▸ **Data for this task**
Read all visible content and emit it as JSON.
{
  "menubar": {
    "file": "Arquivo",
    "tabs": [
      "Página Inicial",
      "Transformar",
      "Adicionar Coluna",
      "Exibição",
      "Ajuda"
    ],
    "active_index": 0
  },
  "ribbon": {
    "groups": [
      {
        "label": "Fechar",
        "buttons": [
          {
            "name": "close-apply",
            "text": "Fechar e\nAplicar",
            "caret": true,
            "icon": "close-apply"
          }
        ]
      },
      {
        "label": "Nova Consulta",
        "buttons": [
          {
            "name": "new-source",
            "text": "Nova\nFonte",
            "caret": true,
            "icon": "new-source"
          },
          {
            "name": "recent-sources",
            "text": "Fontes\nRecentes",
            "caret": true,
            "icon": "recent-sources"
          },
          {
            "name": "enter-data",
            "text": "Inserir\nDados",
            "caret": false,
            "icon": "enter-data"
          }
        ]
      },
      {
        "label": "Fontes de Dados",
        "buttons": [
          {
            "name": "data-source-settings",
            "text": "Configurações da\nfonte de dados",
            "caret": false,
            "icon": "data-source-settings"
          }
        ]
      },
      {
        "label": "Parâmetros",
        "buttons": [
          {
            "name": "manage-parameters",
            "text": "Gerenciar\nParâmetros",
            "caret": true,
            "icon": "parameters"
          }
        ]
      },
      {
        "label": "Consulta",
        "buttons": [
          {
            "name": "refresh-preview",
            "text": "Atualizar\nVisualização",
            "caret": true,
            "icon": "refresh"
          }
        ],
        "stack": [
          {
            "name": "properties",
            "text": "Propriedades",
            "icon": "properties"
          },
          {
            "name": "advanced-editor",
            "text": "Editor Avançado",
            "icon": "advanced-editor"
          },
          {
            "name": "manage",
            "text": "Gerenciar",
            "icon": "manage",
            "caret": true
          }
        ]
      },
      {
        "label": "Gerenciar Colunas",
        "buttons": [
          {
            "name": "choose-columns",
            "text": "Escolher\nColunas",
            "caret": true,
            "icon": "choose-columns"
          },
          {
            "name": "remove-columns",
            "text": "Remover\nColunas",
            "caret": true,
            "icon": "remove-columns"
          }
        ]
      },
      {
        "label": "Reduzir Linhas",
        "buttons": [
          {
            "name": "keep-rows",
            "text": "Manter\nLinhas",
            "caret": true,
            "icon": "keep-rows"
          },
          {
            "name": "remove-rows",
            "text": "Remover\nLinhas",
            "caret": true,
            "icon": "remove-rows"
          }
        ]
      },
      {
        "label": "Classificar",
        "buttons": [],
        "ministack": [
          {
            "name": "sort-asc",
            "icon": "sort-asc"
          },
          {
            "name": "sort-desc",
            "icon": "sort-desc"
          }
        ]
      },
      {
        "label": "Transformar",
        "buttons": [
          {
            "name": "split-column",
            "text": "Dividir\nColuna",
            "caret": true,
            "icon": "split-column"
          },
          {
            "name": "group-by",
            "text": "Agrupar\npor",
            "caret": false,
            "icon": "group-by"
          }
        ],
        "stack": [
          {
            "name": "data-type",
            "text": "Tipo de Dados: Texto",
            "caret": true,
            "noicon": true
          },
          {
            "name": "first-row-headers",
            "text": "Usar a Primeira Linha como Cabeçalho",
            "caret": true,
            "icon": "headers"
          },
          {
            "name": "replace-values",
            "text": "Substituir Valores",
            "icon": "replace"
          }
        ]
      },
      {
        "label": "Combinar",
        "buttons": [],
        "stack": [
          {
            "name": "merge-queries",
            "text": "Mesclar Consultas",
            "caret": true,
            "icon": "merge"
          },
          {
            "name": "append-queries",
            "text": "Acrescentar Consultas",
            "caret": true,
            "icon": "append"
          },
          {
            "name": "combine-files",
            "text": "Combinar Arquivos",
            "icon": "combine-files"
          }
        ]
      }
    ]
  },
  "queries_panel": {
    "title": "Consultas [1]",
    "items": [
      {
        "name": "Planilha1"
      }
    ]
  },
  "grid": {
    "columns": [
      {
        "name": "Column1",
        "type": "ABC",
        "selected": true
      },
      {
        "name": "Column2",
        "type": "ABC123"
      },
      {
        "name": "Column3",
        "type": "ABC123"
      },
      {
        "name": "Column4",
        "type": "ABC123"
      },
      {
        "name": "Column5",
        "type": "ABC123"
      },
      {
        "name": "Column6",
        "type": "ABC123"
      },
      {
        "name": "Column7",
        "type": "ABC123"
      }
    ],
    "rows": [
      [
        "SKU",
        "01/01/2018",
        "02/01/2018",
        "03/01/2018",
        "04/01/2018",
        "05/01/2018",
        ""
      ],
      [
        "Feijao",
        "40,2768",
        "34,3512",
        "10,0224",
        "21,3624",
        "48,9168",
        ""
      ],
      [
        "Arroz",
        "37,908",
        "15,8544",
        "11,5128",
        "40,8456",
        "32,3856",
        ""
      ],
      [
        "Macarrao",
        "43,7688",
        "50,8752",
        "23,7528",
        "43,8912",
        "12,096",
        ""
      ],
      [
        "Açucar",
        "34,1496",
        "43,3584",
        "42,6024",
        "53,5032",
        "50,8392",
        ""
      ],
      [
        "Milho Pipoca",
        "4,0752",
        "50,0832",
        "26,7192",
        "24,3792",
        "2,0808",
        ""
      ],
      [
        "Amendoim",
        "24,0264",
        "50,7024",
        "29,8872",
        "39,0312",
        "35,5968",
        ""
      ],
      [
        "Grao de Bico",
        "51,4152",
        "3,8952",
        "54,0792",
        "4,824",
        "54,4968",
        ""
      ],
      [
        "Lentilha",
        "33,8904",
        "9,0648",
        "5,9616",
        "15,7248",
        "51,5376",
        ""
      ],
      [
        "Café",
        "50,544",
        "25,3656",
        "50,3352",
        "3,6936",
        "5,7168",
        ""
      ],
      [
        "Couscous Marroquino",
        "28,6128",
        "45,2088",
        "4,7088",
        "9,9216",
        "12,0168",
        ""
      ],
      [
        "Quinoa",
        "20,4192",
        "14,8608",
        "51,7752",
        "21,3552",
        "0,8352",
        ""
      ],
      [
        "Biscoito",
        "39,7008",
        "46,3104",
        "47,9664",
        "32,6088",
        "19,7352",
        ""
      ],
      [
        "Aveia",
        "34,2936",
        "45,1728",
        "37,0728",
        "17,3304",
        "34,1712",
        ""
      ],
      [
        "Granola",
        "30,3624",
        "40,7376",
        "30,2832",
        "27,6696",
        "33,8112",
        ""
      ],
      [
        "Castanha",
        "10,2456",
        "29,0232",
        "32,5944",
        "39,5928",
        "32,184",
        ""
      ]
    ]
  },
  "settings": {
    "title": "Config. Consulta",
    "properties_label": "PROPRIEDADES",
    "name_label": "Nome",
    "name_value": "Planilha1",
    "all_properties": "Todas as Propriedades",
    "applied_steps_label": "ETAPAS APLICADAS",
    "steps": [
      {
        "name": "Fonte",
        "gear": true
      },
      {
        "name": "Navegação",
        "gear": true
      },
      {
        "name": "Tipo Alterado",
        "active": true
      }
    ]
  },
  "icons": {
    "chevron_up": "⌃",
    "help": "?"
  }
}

▸ **Short task**
Which lines contain "split"? Copy each of them out.

▸ **Task response**
            "name": "split-column",
            "icon": "split-column"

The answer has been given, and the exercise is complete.